• [Exercise objective]
Word for word, set down the records and skip each picture.

(Data excerpts)
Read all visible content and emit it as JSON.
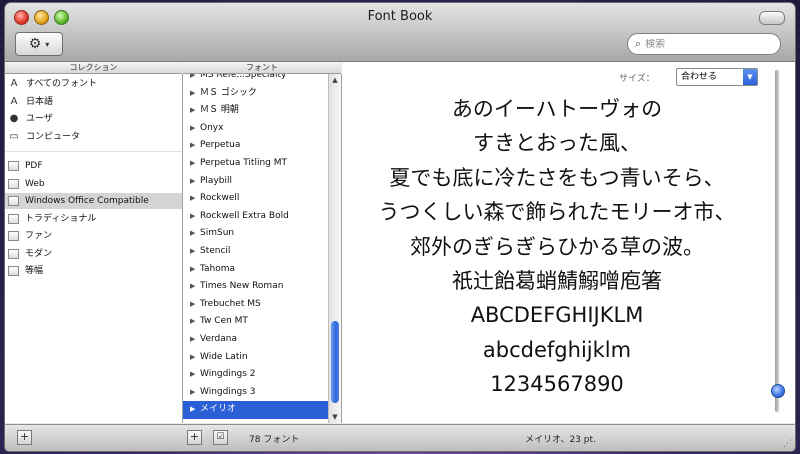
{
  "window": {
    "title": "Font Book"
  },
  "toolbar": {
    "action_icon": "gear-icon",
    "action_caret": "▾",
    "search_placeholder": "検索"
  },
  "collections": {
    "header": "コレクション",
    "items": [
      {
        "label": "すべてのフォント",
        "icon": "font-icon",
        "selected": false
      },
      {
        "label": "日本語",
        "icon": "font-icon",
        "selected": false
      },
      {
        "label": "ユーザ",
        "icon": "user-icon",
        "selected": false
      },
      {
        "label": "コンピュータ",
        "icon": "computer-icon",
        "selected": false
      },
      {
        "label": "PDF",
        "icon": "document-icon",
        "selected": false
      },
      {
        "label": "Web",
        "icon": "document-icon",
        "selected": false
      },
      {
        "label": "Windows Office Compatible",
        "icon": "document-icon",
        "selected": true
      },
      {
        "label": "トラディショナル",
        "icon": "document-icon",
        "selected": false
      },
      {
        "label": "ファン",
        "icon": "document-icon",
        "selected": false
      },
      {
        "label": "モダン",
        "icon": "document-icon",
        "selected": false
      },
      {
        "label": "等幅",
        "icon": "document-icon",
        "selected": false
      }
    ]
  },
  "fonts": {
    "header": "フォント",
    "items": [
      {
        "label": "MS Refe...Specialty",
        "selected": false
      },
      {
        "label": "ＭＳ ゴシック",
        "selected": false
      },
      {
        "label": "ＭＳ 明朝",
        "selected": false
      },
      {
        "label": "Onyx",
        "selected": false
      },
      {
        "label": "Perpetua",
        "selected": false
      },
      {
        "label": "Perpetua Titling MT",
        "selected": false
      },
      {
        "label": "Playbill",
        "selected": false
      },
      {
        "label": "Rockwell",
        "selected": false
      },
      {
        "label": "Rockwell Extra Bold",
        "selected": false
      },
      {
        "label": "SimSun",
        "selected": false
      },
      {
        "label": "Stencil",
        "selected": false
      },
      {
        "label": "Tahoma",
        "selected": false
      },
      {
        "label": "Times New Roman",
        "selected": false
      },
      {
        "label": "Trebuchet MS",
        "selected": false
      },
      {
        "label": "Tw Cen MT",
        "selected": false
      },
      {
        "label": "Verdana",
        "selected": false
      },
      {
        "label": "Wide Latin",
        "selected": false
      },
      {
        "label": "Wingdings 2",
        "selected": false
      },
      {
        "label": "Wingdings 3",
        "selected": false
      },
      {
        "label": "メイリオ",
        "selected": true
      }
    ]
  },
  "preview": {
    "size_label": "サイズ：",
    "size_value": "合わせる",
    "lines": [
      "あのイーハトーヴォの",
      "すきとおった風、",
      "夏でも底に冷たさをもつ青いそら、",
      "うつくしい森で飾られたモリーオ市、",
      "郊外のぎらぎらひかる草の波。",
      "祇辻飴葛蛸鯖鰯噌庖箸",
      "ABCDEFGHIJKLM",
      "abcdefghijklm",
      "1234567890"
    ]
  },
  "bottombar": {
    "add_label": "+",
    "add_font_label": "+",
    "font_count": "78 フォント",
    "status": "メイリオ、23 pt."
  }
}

• [Complete response]
Read all visible content and emit it as JSON.
{
  "window": {
    "title": "Font Book"
  },
  "toolbar": {
    "action_icon": "gear-icon",
    "action_caret": "▾",
    "search_placeholder": "検索"
  },
  "collections": {
    "header": "コレクション",
    "items": [
      {
        "label": "すべてのフォント",
        "icon": "font-icon",
        "selected": false
      },
      {
        "label": "日本語",
        "icon": "font-icon",
        "selected": false
      },
      {
        "label": "ユーザ",
        "icon": "user-icon",
        "selected": false
      },
      {
        "label": "コンピュータ",
        "icon": "computer-icon",
        "selected": false
      },
      {
        "label": "PDF",
        "icon": "document-icon",
        "selected": false
      },
      {
        "label": "Web",
        "icon": "document-icon",
        "selected": false
      },
      {
        "label": "Windows Office Compatible",
        "icon": "document-icon",
        "selected": true
      },
      {
        "label": "トラディショナル",
        "icon": "document-icon",
        "selected": false
      },
      {
        "label": "ファン",
        "icon": "document-icon",
        "selected": false
      },
      {
        "label": "モダン",
        "icon": "document-icon",
        "selected": false
      },
      {
        "label": "等幅",
        "icon": "document-icon",
        "selected": false
      }
    ]
  },
  "fonts": {
    "header": "フォント",
    "items": [
      {
        "label": "MS Refe...Specialty",
        "selected": false
      },
      {
        "label": "ＭＳ ゴシック",
        "selected": false
      },
      {
        "label": "ＭＳ 明朝",
        "selected": false
      },
      {
        "label": "Onyx",
        "selected": false
      },
      {
        "label": "Perpetua",
        "selected": false
      },
      {
        "label": "Perpetua Titling MT",
        "selected": false
      },
      {
        "label": "Playbill",
        "selected": false
      },
      {
        "label": "Rockwell",
        "selected": false
      },
      {
        "label": "Rockwell Extra Bold",
        "selected": false
      },
      {
        "label": "SimSun",
        "selected": false
      },
      {
        "label": "Stencil",
        "selected": false
      },
      {
        "label": "Tahoma",
        "selected": false
      },
      {
        "label": "Times New Roman",
        "selected": false
      },
      {
        "label": "Trebuchet MS",
        "selected": false
      },
      {
        "label": "Tw Cen MT",
        "selected": false
      },
      {
        "label": "Verdana",
        "selected": false
      },
      {
        "label": "Wide Latin",
        "selected": false
      },
      {
        "label": "Wingdings 2",
        "selected": false
      },
      {
        "label": "Wingdings 3",
        "selected": false
      },
      {
        "label": "メイリオ",
        "selected": true
      }
    ]
  },
  "preview": {
    "size_label": "サイズ：",
    "size_value": "合わせる",
    "lines": [
      "あのイーハトーヴォの",
      "すきとおった風、",
      "夏でも底に冷たさをもつ青いそら、",
      "うつくしい森で飾られたモリーオ市、",
      "郊外のぎらぎらひかる草の波。",
      "祇辻飴葛蛸鯖鰯噌庖箸",
      "ABCDEFGHIJKLM",
      "abcdefghijklm",
      "1234567890"
    ]
  },
  "bottombar": {
    "add_label": "+",
    "add_font_label": "+",
    "font_count": "78 フォント",
    "status": "メイリオ、23 pt."
  }
}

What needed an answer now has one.